Saved entries:
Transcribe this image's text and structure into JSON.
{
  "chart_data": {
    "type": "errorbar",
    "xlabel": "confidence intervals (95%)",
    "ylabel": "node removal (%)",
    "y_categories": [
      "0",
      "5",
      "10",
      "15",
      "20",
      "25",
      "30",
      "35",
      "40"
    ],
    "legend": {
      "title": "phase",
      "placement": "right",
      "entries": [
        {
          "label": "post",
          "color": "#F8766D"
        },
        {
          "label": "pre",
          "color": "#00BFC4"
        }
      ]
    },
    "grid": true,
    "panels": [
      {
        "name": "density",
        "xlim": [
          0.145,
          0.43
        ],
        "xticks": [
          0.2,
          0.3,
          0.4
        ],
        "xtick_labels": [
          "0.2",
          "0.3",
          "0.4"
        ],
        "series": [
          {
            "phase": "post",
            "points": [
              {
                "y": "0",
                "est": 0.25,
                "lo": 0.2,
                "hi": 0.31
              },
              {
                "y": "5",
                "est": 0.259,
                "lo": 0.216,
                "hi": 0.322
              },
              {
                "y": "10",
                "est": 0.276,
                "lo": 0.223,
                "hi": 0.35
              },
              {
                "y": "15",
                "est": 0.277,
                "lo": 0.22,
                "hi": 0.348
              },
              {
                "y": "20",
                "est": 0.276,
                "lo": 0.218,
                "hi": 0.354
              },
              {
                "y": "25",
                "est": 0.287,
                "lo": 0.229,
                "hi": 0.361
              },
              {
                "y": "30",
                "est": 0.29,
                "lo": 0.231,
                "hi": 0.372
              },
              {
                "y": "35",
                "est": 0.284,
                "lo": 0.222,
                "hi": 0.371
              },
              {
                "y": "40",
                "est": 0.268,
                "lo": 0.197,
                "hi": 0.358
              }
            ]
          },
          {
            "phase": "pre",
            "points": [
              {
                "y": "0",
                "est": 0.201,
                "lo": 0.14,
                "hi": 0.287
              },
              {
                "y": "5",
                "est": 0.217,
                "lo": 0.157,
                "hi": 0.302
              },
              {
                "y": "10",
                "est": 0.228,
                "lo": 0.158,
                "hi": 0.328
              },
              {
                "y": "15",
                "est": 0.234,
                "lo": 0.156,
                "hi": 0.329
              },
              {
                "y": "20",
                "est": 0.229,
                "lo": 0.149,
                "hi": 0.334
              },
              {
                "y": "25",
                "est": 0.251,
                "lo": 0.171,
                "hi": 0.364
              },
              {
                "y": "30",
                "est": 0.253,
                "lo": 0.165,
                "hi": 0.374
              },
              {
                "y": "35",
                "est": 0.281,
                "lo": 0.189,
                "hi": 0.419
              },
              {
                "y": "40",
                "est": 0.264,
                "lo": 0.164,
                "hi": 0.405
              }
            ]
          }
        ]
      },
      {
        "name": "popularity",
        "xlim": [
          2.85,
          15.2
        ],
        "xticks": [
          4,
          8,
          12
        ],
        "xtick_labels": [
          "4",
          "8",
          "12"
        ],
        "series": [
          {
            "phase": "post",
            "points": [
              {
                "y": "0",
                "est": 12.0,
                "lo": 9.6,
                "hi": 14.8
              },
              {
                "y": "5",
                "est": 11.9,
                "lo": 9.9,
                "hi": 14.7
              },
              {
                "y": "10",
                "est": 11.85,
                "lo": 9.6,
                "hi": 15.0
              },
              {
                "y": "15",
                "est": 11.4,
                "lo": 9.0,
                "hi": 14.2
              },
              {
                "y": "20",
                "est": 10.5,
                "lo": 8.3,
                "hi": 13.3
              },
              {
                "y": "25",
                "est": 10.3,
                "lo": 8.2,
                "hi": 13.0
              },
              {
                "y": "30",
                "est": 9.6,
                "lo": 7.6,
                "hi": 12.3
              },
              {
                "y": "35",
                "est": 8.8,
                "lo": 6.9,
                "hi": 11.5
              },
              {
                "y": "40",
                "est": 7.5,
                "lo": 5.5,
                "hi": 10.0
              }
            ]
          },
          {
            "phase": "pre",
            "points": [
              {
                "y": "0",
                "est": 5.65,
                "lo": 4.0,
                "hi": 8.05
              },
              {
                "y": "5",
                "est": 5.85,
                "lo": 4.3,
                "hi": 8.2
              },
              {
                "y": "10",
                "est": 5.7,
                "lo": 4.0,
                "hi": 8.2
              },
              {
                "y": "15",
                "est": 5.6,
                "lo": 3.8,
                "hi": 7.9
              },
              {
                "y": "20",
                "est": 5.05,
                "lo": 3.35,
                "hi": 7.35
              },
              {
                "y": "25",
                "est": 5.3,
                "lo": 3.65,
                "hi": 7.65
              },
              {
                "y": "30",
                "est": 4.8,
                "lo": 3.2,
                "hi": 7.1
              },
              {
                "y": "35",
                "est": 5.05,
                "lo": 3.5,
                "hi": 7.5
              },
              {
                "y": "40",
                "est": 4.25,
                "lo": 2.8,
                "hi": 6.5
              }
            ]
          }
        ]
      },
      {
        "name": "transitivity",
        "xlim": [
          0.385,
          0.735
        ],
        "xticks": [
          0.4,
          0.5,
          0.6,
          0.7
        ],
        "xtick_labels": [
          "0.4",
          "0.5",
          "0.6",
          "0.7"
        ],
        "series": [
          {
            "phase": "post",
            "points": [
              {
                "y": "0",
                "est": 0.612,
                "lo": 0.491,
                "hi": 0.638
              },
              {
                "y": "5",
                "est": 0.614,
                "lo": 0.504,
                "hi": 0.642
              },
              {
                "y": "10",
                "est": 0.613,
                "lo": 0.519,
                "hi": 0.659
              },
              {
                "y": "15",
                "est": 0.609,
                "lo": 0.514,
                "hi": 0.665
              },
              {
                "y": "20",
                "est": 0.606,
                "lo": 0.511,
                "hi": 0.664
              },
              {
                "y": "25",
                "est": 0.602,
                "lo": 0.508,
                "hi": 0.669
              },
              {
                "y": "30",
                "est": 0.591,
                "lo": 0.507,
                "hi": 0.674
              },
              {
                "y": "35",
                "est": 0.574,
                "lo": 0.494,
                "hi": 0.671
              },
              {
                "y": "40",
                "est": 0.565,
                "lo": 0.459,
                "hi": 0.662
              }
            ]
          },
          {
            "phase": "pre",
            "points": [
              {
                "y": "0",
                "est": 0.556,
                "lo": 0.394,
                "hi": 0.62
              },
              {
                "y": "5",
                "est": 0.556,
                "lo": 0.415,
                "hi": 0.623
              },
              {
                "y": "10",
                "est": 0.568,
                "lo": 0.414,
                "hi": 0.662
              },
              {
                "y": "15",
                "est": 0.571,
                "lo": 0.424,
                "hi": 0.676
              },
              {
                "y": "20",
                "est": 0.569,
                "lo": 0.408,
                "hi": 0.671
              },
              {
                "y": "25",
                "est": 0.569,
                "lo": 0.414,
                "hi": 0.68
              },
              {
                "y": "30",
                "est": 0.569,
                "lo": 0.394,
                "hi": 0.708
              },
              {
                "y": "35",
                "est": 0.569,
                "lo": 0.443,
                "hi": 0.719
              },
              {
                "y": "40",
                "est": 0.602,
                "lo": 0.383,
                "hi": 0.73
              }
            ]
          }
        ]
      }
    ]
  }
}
...
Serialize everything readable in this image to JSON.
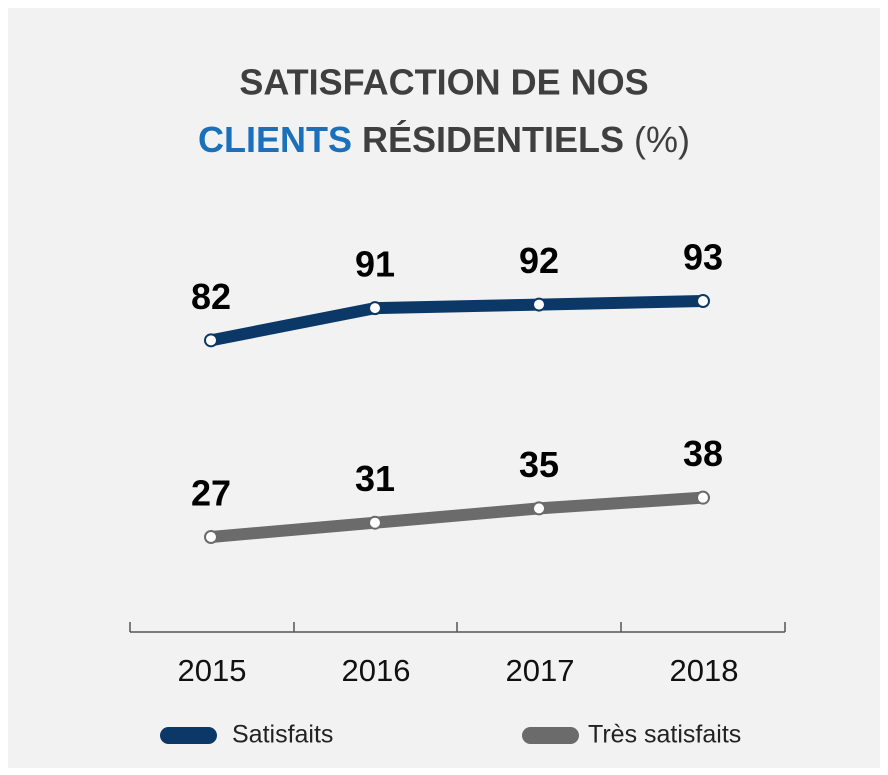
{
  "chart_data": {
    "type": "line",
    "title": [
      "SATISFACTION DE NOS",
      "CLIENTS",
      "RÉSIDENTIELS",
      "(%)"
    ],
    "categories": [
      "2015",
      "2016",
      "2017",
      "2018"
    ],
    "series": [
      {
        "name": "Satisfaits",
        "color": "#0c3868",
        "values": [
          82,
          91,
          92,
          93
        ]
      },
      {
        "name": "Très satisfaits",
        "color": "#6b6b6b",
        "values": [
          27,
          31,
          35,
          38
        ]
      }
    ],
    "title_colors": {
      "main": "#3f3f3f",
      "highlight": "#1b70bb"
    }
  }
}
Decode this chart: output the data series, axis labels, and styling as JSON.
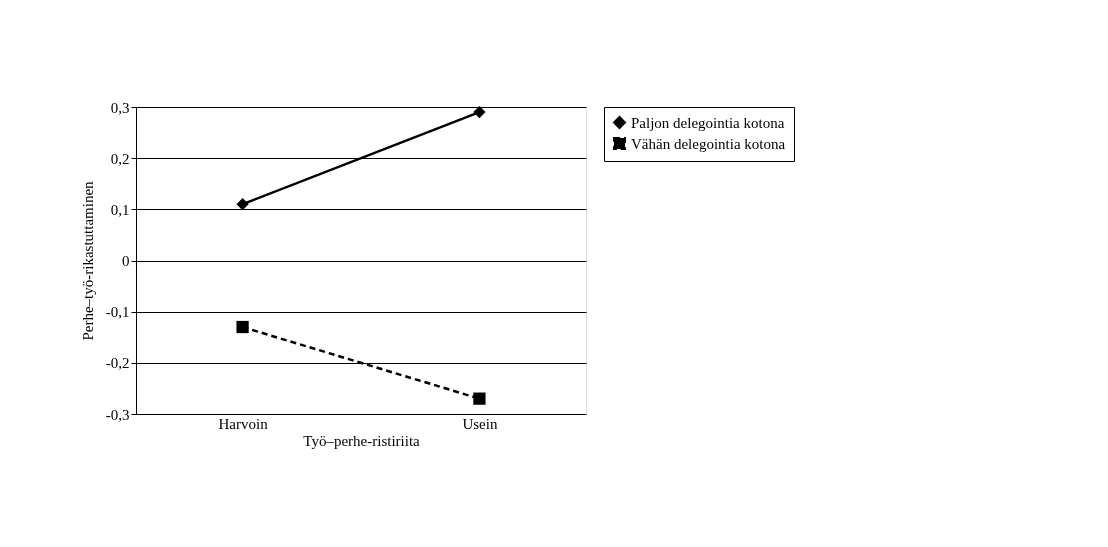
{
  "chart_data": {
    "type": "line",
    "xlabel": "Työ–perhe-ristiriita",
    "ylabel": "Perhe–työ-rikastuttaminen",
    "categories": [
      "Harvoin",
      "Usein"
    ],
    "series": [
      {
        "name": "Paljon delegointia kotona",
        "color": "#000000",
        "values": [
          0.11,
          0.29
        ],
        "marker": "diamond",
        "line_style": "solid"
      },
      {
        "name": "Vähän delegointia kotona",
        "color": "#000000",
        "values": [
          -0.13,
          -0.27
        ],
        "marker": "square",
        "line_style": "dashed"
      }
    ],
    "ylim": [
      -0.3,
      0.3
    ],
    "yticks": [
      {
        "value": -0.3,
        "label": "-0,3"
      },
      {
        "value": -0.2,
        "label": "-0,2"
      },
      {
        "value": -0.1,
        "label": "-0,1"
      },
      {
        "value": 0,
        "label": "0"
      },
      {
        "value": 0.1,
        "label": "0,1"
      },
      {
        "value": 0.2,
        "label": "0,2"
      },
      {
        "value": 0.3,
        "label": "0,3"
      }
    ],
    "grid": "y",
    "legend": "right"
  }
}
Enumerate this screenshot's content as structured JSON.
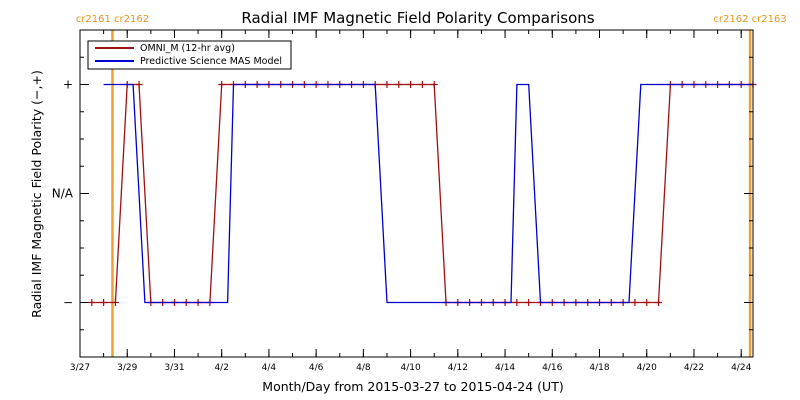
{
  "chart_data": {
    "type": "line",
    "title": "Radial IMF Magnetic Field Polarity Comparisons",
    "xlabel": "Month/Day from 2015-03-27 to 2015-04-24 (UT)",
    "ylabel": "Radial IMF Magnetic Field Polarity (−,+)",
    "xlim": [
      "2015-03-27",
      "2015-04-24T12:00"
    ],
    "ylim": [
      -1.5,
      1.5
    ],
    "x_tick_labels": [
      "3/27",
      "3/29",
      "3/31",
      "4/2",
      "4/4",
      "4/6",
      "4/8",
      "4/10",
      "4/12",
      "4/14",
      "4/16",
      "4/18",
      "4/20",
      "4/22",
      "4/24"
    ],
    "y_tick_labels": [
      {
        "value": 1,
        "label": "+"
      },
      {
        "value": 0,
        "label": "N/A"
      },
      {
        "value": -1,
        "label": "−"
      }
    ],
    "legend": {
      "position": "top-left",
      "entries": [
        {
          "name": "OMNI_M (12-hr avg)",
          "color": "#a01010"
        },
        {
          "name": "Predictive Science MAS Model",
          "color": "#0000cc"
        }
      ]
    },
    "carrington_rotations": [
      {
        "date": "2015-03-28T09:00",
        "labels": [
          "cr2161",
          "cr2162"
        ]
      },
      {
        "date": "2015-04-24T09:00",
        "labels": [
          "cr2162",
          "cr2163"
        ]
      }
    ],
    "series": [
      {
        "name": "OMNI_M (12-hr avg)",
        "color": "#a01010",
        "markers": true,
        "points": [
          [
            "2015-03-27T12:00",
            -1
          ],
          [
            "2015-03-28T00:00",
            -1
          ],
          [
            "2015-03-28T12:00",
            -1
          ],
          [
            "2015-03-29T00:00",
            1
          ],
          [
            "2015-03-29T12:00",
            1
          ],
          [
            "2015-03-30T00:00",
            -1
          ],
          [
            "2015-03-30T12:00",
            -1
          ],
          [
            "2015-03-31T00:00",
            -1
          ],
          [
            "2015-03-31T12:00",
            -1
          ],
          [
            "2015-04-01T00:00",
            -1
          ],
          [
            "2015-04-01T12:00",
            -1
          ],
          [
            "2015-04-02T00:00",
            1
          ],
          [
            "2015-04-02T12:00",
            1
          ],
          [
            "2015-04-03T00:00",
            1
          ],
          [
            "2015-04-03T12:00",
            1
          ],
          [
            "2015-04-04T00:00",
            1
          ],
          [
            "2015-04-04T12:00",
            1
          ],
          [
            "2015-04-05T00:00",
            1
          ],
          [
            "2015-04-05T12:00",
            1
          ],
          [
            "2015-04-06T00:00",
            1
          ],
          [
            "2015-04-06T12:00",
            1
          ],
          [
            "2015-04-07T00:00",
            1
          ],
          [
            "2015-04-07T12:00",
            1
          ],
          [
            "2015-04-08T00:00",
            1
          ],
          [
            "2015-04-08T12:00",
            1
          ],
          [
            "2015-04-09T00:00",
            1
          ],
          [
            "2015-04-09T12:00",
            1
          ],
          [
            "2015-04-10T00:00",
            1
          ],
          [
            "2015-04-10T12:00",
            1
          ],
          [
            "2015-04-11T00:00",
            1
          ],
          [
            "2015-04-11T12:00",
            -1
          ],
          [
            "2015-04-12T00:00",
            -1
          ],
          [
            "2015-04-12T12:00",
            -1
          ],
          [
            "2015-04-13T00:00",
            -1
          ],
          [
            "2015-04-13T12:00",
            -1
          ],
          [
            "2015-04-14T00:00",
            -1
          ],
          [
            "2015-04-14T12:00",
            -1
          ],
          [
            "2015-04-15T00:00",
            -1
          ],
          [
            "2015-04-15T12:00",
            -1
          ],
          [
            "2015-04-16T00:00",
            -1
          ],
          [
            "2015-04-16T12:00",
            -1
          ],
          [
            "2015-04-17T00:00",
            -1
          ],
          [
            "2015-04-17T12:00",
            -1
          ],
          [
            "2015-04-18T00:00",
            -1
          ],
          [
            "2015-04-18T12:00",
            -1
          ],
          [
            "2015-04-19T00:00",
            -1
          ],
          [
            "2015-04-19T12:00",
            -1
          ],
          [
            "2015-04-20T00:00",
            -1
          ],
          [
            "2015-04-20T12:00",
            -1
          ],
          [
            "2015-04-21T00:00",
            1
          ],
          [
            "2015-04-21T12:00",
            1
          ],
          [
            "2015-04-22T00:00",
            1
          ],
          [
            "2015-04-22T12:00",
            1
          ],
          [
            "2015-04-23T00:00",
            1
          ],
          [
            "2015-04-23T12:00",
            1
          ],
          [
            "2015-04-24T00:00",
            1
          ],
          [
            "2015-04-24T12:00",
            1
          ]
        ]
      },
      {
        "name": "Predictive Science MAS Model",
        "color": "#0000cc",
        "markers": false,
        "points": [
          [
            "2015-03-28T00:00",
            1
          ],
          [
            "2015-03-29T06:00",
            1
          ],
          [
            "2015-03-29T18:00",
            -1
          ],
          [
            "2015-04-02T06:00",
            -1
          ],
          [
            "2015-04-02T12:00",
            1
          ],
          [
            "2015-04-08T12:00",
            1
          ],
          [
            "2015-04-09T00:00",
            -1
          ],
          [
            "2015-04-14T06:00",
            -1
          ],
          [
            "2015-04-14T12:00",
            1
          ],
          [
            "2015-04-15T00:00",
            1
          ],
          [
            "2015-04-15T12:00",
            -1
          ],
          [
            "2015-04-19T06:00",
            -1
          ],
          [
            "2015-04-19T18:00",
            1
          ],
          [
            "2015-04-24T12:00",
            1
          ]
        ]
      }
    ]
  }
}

§ Task requirements:
Find the lines containing "Radial" and pull them out.

§ Response:
    "title": "Radial IMF Magnetic Field Polarity Comparisons",
    "ylabel": "Radial IMF Magnetic Field Polarity (−,+)",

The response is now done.